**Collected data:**

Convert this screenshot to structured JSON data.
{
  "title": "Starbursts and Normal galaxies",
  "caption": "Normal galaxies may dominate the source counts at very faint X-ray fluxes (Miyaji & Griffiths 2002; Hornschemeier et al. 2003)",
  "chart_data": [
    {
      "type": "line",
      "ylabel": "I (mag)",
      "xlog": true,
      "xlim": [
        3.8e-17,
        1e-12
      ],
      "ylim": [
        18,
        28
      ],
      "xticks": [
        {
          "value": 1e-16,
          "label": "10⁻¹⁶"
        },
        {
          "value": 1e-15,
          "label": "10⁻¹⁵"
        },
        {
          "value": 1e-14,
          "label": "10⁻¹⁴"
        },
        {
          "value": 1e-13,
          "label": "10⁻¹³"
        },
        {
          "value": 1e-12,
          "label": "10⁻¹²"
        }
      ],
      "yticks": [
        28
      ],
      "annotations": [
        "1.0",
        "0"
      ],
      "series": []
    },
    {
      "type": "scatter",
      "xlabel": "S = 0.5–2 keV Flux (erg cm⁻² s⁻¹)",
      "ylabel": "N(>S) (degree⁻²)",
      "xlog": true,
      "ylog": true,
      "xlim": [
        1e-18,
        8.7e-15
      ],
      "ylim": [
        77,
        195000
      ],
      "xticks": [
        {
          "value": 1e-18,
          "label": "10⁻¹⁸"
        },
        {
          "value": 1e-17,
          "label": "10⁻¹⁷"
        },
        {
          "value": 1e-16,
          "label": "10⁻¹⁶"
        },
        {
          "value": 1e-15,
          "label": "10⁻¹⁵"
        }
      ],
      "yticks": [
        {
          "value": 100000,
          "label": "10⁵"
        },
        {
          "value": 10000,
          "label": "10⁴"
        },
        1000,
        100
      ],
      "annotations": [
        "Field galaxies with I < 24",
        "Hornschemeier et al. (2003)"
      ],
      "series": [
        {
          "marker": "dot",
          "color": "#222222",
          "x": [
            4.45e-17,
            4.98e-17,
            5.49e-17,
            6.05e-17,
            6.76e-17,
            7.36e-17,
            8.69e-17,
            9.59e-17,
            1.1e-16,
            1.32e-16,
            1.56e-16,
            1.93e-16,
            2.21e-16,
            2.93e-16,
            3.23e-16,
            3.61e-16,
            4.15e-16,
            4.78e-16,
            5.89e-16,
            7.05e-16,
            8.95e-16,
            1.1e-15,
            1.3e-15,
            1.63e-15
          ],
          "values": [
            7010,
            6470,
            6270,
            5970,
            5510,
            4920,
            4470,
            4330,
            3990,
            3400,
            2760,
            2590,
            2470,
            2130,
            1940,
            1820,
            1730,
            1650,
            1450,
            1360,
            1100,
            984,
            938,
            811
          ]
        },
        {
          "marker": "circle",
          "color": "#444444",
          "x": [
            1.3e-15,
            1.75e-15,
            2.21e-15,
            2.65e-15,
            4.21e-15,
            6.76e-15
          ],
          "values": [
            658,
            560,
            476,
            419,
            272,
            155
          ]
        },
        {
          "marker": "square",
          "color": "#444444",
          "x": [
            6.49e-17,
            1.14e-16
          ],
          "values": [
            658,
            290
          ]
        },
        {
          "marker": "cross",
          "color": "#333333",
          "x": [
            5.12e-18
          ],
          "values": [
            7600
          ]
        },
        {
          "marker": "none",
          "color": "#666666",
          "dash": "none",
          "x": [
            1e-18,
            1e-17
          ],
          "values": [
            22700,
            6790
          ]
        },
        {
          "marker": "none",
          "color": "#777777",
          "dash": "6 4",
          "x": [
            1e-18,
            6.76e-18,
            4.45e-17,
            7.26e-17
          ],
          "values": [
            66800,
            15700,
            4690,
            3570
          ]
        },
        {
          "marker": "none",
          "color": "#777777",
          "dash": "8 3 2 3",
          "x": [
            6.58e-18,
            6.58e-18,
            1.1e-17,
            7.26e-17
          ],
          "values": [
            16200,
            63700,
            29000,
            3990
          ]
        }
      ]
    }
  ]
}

**Requirements:** Extract the full listing and reproduce each line exactly.

**Result of the exercise:**
Convert this screenshot to structured JSON data.
{
  "title": "Starbursts and Normal galaxies",
  "caption": "Normal galaxies may dominate the source counts at very faint X-ray fluxes (Miyaji & Griffiths 2002; Hornschemeier et al. 2003)",
  "chart_data": [
    {
      "type": "line",
      "ylabel": "I (mag)",
      "xlog": true,
      "xlim": [
        3.8e-17,
        1e-12
      ],
      "ylim": [
        18,
        28
      ],
      "xticks": [
        {
          "value": 1e-16,
          "label": "10⁻¹⁶"
        },
        {
          "value": 1e-15,
          "label": "10⁻¹⁵"
        },
        {
          "value": 1e-14,
          "label": "10⁻¹⁴"
        },
        {
          "value": 1e-13,
          "label": "10⁻¹³"
        },
        {
          "value": 1e-12,
          "label": "10⁻¹²"
        }
      ],
      "yticks": [
        28
      ],
      "annotations": [
        "1.0",
        "0"
      ],
      "series": []
    },
    {
      "type": "scatter",
      "xlabel": "S = 0.5–2 keV Flux (erg cm⁻² s⁻¹)",
      "ylabel": "N(>S) (degree⁻²)",
      "xlog": true,
      "ylog": true,
      "xlim": [
        1e-18,
        8.7e-15
      ],
      "ylim": [
        77,
        195000
      ],
      "xticks": [
        {
          "value": 1e-18,
          "label": "10⁻¹⁸"
        },
        {
          "value": 1e-17,
          "label": "10⁻¹⁷"
        },
        {
          "value": 1e-16,
          "label": "10⁻¹⁶"
        },
        {
          "value": 1e-15,
          "label": "10⁻¹⁵"
        }
      ],
      "yticks": [
        {
          "value": 100000,
          "label": "10⁵"
        },
        {
          "value": 10000,
          "label": "10⁴"
        },
        1000,
        100
      ],
      "annotations": [
        "Field galaxies with I < 24",
        "Hornschemeier et al. (2003)"
      ],
      "series": [
        {
          "marker": "dot",
          "color": "#222222",
          "x": [
            4.45e-17,
            4.98e-17,
            5.49e-17,
            6.05e-17,
            6.76e-17,
            7.36e-17,
            8.69e-17,
            9.59e-17,
            1.1e-16,
            1.32e-16,
            1.56e-16,
            1.93e-16,
            2.21e-16,
            2.93e-16,
            3.23e-16,
            3.61e-16,
            4.15e-16,
            4.78e-16,
            5.89e-16,
            7.05e-16,
            8.95e-16,
            1.1e-15,
            1.3e-15,
            1.63e-15
          ],
          "values": [
            7010,
            6470,
            6270,
            5970,
            5510,
            4920,
            4470,
            4330,
            3990,
            3400,
            2760,
            2590,
            2470,
            2130,
            1940,
            1820,
            1730,
            1650,
            1450,
            1360,
            1100,
            984,
            938,
            811
          ]
        },
        {
          "marker": "circle",
          "color": "#444444",
          "x": [
            1.3e-15,
            1.75e-15,
            2.21e-15,
            2.65e-15,
            4.21e-15,
            6.76e-15
          ],
          "values": [
            658,
            560,
            476,
            419,
            272,
            155
          ]
        },
        {
          "marker": "square",
          "color": "#444444",
          "x": [
            6.49e-17,
            1.14e-16
          ],
          "values": [
            658,
            290
          ]
        },
        {
          "marker": "cross",
          "color": "#333333",
          "x": [
            5.12e-18
          ],
          "values": [
            7600
          ]
        },
        {
          "marker": "none",
          "color": "#666666",
          "dash": "none",
          "x": [
            1e-18,
            1e-17
          ],
          "values": [
            22700,
            6790
          ]
        },
        {
          "marker": "none",
          "color": "#777777",
          "dash": "6 4",
          "x": [
            1e-18,
            6.76e-18,
            4.45e-17,
            7.26e-17
          ],
          "values": [
            66800,
            15700,
            4690,
            3570
          ]
        },
        {
          "marker": "none",
          "color": "#777777",
          "dash": "8 3 2 3",
          "x": [
            6.58e-18,
            6.58e-18,
            1.1e-17,
            7.26e-17
          ],
          "values": [
            16200,
            63700,
            29000,
            3990
          ]
        }
      ]
    }
  ]
}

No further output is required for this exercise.